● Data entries
>> Start
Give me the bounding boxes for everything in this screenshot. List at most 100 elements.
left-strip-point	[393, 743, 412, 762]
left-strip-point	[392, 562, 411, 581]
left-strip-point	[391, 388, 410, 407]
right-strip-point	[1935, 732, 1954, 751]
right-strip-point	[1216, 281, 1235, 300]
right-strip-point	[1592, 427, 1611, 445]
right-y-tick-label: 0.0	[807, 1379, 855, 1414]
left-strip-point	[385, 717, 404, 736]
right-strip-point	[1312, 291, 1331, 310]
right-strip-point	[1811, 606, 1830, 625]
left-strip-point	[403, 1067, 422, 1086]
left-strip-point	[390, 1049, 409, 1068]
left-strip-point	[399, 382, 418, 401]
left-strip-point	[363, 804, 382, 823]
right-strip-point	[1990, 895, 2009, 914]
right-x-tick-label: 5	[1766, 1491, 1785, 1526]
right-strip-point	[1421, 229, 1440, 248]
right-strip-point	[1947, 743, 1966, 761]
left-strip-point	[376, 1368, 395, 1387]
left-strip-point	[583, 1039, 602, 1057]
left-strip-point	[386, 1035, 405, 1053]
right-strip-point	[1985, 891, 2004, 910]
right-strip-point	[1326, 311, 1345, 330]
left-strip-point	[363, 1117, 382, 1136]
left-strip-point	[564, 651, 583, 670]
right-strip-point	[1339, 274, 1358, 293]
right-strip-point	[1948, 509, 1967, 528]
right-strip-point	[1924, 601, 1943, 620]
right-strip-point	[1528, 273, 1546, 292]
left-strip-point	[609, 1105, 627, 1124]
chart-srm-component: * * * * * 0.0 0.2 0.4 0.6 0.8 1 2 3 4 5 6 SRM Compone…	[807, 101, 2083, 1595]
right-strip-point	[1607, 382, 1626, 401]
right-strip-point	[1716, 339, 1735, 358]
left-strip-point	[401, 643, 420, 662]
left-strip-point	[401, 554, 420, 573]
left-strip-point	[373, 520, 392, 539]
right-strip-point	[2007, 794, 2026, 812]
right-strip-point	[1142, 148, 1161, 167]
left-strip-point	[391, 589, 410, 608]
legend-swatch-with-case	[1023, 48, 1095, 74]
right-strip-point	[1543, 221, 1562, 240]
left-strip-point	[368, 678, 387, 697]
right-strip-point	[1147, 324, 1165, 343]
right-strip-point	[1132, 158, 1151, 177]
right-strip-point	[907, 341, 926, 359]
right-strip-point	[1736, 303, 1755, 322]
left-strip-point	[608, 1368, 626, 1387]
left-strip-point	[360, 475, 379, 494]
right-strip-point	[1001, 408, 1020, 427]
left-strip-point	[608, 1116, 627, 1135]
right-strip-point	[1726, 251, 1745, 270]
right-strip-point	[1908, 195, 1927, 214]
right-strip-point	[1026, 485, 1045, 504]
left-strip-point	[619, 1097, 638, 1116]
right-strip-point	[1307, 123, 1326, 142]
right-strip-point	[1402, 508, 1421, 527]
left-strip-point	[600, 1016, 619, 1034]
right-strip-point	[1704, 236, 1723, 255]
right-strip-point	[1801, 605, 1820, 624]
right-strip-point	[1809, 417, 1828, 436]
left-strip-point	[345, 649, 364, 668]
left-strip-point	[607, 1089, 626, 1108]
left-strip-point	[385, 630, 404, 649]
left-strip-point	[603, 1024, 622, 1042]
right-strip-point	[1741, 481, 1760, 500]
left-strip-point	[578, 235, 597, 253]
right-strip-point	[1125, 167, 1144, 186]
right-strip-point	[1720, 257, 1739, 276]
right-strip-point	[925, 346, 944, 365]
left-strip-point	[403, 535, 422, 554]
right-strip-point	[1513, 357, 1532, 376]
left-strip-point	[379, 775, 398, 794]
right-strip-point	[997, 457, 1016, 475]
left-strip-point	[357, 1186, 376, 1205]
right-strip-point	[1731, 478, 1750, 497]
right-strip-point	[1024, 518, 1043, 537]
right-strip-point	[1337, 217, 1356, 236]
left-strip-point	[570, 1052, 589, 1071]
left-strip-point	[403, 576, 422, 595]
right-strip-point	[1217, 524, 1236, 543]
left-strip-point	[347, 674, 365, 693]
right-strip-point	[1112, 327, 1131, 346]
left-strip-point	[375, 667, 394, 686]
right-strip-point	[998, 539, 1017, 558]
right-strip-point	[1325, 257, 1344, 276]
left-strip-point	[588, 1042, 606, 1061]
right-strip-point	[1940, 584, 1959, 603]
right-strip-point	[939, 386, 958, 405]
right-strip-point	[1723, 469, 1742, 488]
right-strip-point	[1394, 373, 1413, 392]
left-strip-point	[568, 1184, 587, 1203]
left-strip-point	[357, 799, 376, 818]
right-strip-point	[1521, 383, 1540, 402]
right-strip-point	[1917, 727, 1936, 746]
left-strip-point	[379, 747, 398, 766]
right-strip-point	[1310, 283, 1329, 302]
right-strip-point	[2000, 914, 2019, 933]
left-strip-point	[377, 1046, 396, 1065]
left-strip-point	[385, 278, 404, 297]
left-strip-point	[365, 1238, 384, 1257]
>> End
● DO THIS
Write out the rows above again with every "left-strip-point" replaced by "left-marker", leaving everything else unchanged.

● ANSWER TO THE PROBLEM
Give me the bounding boxes for everything in this screenshot. List at most 100 elements.
left-marker	[393, 743, 412, 762]
left-marker	[392, 562, 411, 581]
left-marker	[391, 388, 410, 407]
right-strip-point	[1935, 732, 1954, 751]
right-strip-point	[1216, 281, 1235, 300]
right-strip-point	[1592, 427, 1611, 445]
right-y-tick-label: 0.0	[807, 1379, 855, 1414]
left-marker	[385, 717, 404, 736]
right-strip-point	[1312, 291, 1331, 310]
right-strip-point	[1811, 606, 1830, 625]
left-marker	[403, 1067, 422, 1086]
left-marker	[390, 1049, 409, 1068]
left-marker	[399, 382, 418, 401]
left-marker	[363, 804, 382, 823]
right-strip-point	[1990, 895, 2009, 914]
right-x-tick-label: 5	[1766, 1491, 1785, 1526]
right-strip-point	[1421, 229, 1440, 248]
right-strip-point	[1947, 743, 1966, 761]
left-marker	[376, 1368, 395, 1387]
left-marker	[583, 1039, 602, 1057]
left-marker	[386, 1035, 405, 1053]
right-strip-point	[1985, 891, 2004, 910]
right-strip-point	[1326, 311, 1345, 330]
left-marker	[363, 1117, 382, 1136]
left-marker	[564, 651, 583, 670]
right-strip-point	[1339, 274, 1358, 293]
right-strip-point	[1948, 509, 1967, 528]
right-strip-point	[1924, 601, 1943, 620]
right-strip-point	[1528, 273, 1546, 292]
left-marker	[609, 1105, 627, 1124]
chart-srm-component: * * * * * 0.0 0.2 0.4 0.6 0.8 1 2 3 4 5 6 SRM Compone…	[807, 101, 2083, 1595]
right-strip-point	[1607, 382, 1626, 401]
right-strip-point	[1716, 339, 1735, 358]
left-marker	[401, 643, 420, 662]
left-marker	[401, 554, 420, 573]
left-marker	[373, 520, 392, 539]
right-strip-point	[2007, 794, 2026, 812]
right-strip-point	[1142, 148, 1161, 167]
left-marker	[391, 589, 410, 608]
legend-swatch-with-case	[1023, 48, 1095, 74]
right-strip-point	[1543, 221, 1562, 240]
left-marker	[368, 678, 387, 697]
right-strip-point	[1147, 324, 1165, 343]
right-strip-point	[1132, 158, 1151, 177]
right-strip-point	[907, 341, 926, 359]
right-strip-point	[1736, 303, 1755, 322]
left-marker	[608, 1368, 626, 1387]
left-marker	[360, 475, 379, 494]
right-strip-point	[1001, 408, 1020, 427]
left-marker	[608, 1116, 627, 1135]
right-strip-point	[1726, 251, 1745, 270]
right-strip-point	[1908, 195, 1927, 214]
right-strip-point	[1026, 485, 1045, 504]
left-marker	[619, 1097, 638, 1116]
right-strip-point	[1307, 123, 1326, 142]
right-strip-point	[1402, 508, 1421, 527]
left-marker	[600, 1016, 619, 1034]
right-strip-point	[1704, 236, 1723, 255]
right-strip-point	[1801, 605, 1820, 624]
right-strip-point	[1809, 417, 1828, 436]
left-marker	[345, 649, 364, 668]
left-marker	[607, 1089, 626, 1108]
left-marker	[385, 630, 404, 649]
left-marker	[603, 1024, 622, 1042]
right-strip-point	[1741, 481, 1760, 500]
left-marker	[578, 235, 597, 253]
right-strip-point	[1125, 167, 1144, 186]
right-strip-point	[1720, 257, 1739, 276]
right-strip-point	[925, 346, 944, 365]
left-marker	[403, 535, 422, 554]
right-strip-point	[1513, 357, 1532, 376]
left-marker	[379, 775, 398, 794]
right-strip-point	[997, 457, 1016, 475]
left-marker	[357, 1186, 376, 1205]
right-strip-point	[1731, 478, 1750, 497]
right-strip-point	[1024, 518, 1043, 537]
right-strip-point	[1337, 217, 1356, 236]
left-marker	[570, 1052, 589, 1071]
left-marker	[403, 576, 422, 595]
right-strip-point	[1217, 524, 1236, 543]
left-marker	[347, 674, 365, 693]
right-strip-point	[1112, 327, 1131, 346]
left-marker	[375, 667, 394, 686]
right-strip-point	[998, 539, 1017, 558]
right-strip-point	[1325, 257, 1344, 276]
left-marker	[588, 1042, 606, 1061]
right-strip-point	[1940, 584, 1959, 603]
right-strip-point	[939, 386, 958, 405]
right-strip-point	[1723, 469, 1742, 488]
right-strip-point	[1394, 373, 1413, 392]
left-marker	[568, 1184, 587, 1203]
left-marker	[357, 799, 376, 818]
right-strip-point	[1521, 383, 1540, 402]
right-strip-point	[1917, 727, 1936, 746]
left-marker	[379, 747, 398, 766]
right-strip-point	[1310, 283, 1329, 302]
right-strip-point	[2000, 914, 2019, 933]
left-marker	[377, 1046, 396, 1065]
left-marker	[385, 278, 404, 297]
left-marker	[365, 1238, 384, 1257]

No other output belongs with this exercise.